-- What the exercise asks --
Restate the records below word for word.
─── Data in this exercise
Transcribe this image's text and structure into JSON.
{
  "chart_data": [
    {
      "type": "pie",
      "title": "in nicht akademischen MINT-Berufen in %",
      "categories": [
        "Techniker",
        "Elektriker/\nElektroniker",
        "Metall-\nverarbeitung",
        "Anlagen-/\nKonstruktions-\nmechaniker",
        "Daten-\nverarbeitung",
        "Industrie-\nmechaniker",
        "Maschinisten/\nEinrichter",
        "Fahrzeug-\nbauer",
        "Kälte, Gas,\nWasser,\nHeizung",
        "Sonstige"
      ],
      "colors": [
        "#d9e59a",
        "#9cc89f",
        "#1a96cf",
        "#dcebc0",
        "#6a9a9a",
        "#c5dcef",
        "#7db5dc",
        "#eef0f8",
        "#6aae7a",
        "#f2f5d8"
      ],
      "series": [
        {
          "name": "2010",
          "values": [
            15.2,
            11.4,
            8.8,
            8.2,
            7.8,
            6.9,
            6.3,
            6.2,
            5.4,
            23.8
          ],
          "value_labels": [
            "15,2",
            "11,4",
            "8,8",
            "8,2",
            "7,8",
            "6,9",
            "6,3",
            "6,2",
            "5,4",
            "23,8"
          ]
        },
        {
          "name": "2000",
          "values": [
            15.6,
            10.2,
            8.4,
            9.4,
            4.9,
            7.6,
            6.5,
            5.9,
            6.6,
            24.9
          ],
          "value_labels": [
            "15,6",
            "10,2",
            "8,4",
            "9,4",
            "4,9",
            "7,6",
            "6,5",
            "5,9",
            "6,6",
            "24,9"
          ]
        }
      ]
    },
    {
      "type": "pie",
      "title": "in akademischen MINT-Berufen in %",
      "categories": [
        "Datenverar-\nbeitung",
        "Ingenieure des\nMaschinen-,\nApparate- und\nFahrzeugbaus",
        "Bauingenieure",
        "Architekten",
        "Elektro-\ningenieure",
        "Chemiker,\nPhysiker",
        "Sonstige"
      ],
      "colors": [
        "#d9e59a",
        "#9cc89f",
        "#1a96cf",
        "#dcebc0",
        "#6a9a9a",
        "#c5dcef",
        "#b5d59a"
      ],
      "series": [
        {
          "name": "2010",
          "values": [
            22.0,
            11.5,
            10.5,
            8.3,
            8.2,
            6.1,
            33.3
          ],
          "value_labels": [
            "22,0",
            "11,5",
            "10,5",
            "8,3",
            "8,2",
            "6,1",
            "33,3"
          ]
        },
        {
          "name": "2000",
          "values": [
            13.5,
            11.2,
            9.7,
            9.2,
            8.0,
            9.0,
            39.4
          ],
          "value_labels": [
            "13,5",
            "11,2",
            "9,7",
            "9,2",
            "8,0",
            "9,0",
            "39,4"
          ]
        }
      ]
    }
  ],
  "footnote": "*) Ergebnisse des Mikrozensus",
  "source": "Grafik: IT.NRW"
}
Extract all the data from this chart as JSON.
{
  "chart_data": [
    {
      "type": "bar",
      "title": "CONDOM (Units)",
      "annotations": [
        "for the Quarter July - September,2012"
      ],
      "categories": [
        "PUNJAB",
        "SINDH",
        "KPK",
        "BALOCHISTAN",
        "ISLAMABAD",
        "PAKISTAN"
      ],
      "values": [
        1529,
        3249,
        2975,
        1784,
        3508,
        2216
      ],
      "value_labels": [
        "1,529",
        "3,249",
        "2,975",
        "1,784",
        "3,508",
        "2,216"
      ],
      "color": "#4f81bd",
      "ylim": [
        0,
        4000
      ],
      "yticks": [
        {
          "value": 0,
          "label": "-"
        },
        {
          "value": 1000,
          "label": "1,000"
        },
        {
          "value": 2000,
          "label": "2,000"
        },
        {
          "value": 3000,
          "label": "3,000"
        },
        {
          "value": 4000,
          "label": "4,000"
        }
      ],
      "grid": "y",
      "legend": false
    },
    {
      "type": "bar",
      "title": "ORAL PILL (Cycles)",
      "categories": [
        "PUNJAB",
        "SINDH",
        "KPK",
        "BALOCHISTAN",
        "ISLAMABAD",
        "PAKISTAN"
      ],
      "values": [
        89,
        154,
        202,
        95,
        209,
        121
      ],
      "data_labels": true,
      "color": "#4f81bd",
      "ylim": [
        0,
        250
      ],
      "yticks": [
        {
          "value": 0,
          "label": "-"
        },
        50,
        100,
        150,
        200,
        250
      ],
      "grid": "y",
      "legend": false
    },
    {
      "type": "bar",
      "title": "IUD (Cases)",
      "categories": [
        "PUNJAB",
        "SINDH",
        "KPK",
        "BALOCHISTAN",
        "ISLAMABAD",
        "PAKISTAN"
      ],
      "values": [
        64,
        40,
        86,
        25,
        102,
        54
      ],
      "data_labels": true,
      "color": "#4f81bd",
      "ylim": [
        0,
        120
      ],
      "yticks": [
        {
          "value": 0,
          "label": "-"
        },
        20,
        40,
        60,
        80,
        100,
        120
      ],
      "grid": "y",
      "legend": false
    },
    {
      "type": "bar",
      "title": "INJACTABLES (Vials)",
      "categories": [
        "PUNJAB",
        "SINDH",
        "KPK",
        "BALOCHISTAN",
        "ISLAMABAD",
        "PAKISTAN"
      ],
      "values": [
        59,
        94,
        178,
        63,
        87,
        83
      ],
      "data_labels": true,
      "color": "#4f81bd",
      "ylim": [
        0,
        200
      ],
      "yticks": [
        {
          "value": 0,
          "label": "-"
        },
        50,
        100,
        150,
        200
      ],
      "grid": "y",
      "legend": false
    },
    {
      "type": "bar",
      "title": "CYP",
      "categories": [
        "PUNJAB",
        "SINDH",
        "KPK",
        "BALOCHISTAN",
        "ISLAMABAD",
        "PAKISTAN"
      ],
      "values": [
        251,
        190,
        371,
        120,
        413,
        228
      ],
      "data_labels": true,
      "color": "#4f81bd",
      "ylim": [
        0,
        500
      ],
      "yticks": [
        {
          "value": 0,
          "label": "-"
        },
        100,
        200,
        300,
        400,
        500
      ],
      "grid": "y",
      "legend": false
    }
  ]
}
──────
-- Output --
Transcribe this image's text and structure into JSON.
{
  "chart_data": [
    {
      "type": "pie",
      "title": "in nicht akademischen MINT-Berufen in %",
      "categories": [
        "Techniker",
        "Elektriker/\nElektroniker",
        "Metall-\nverarbeitung",
        "Anlagen-/\nKonstruktions-\nmechaniker",
        "Daten-\nverarbeitung",
        "Industrie-\nmechaniker",
        "Maschinisten/\nEinrichter",
        "Fahrzeug-\nbauer",
        "Kälte, Gas,\nWasser,\nHeizung",
        "Sonstige"
      ],
      "colors": [
        "#d9e59a",
        "#9cc89f",
        "#1a96cf",
        "#dcebc0",
        "#6a9a9a",
        "#c5dcef",
        "#7db5dc",
        "#eef0f8",
        "#6aae7a",
        "#f2f5d8"
      ],
      "series": [
        {
          "name": "2010",
          "values": [
            15.2,
            11.4,
            8.8,
            8.2,
            7.8,
            6.9,
            6.3,
            6.2,
            5.4,
            23.8
          ],
          "value_labels": [
            "15,2",
            "11,4",
            "8,8",
            "8,2",
            "7,8",
            "6,9",
            "6,3",
            "6,2",
            "5,4",
            "23,8"
          ]
        },
        {
          "name": "2000",
          "values": [
            15.6,
            10.2,
            8.4,
            9.4,
            4.9,
            7.6,
            6.5,
            5.9,
            6.6,
            24.9
          ],
          "value_labels": [
            "15,6",
            "10,2",
            "8,4",
            "9,4",
            "4,9",
            "7,6",
            "6,5",
            "5,9",
            "6,6",
            "24,9"
          ]
        }
      ]
    },
    {
      "type": "pie",
      "title": "in akademischen MINT-Berufen in %",
      "categories": [
        "Datenverar-\nbeitung",
        "Ingenieure des\nMaschinen-,\nApparate- und\nFahrzeugbaus",
        "Bauingenieure",
        "Architekten",
        "Elektro-\ningenieure",
        "Chemiker,\nPhysiker",
        "Sonstige"
      ],
      "colors": [
        "#d9e59a",
        "#9cc89f",
        "#1a96cf",
        "#dcebc0",
        "#6a9a9a",
        "#c5dcef",
        "#b5d59a"
      ],
      "series": [
        {
          "name": "2010",
          "values": [
            22.0,
            11.5,
            10.5,
            8.3,
            8.2,
            6.1,
            33.3
          ],
          "value_labels": [
            "22,0",
            "11,5",
            "10,5",
            "8,3",
            "8,2",
            "6,1",
            "33,3"
          ]
        },
        {
          "name": "2000",
          "values": [
            13.5,
            11.2,
            9.7,
            9.2,
            8.0,
            9.0,
            39.4
          ],
          "value_labels": [
            "13,5",
            "11,2",
            "9,7",
            "9,2",
            "8,0",
            "9,0",
            "39,4"
          ]
        }
      ]
    }
  ],
  "footnote": "*) Ergebnisse des Mikrozensus",
  "source": "Grafik: IT.NRW"
}
Extract all the data from this chart as JSON.
{
  "chart_data": [
    {
      "type": "bar",
      "title": "CONDOM (Units)",
      "annotations": [
        "for the Quarter July - September,2012"
      ],
      "categories": [
        "PUNJAB",
        "SINDH",
        "KPK",
        "BALOCHISTAN",
        "ISLAMABAD",
        "PAKISTAN"
      ],
      "values": [
        1529,
        3249,
        2975,
        1784,
        3508,
        2216
      ],
      "value_labels": [
        "1,529",
        "3,249",
        "2,975",
        "1,784",
        "3,508",
        "2,216"
      ],
      "color": "#4f81bd",
      "ylim": [
        0,
        4000
      ],
      "yticks": [
        {
          "value": 0,
          "label": "-"
        },
        {
          "value": 1000,
          "label": "1,000"
        },
        {
          "value": 2000,
          "label": "2,000"
        },
        {
          "value": 3000,
          "label": "3,000"
        },
        {
          "value": 4000,
          "label": "4,000"
        }
      ],
      "grid": "y",
      "legend": false
    },
    {
      "type": "bar",
      "title": "ORAL PILL (Cycles)",
      "categories": [
        "PUNJAB",
        "SINDH",
        "KPK",
        "BALOCHISTAN",
        "ISLAMABAD",
        "PAKISTAN"
      ],
      "values": [
        89,
        154,
        202,
        95,
        209,
        121
      ],
      "data_labels": true,
      "color": "#4f81bd",
      "ylim": [
        0,
        250
      ],
      "yticks": [
        {
          "value": 0,
          "label": "-"
        },
        50,
        100,
        150,
        200,
        250
      ],
      "grid": "y",
      "legend": false
    },
    {
      "type": "bar",
      "title": "IUD (Cases)",
      "categories": [
        "PUNJAB",
        "SINDH",
        "KPK",
        "BALOCHISTAN",
        "ISLAMABAD",
        "PAKISTAN"
      ],
      "values": [
        64,
        40,
        86,
        25,
        102,
        54
      ],
      "data_labels": true,
      "color": "#4f81bd",
      "ylim": [
        0,
        120
      ],
      "yticks": [
        {
          "value": 0,
          "label": "-"
        },
        20,
        40,
        60,
        80,
        100,
        120
      ],
      "grid": "y",
      "legend": false
    },
    {
      "type": "bar",
      "title": "INJACTABLES (Vials)",
      "categories": [
        "PUNJAB",
        "SINDH",
        "KPK",
        "BALOCHISTAN",
        "ISLAMABAD",
        "PAKISTAN"
      ],
      "values": [
        59,
        94,
        178,
        63,
        87,
        83
      ],
      "data_labels": true,
      "color": "#4f81bd",
      "ylim": [
        0,
        200
      ],
      "yticks": [
        {
          "value": 0,
          "label": "-"
        },
        50,
        100,
        150,
        200
      ],
      "grid": "y",
      "legend": false
    },
    {
      "type": "bar",
      "title": "CYP",
      "categories": [
        "PUNJAB",
        "SINDH",
        "KPK",
        "BALOCHISTAN",
        "ISLAMABAD",
        "PAKISTAN"
      ],
      "values": [
        251,
        190,
        371,
        120,
        413,
        228
      ],
      "data_labels": true,
      "color": "#4f81bd",
      "ylim": [
        0,
        500
      ],
      "yticks": [
        {
          "value": 0,
          "label": "-"
        },
        100,
        200,
        300,
        400,
        500
      ],
      "grid": "y",
      "legend": false
    }
  ]
}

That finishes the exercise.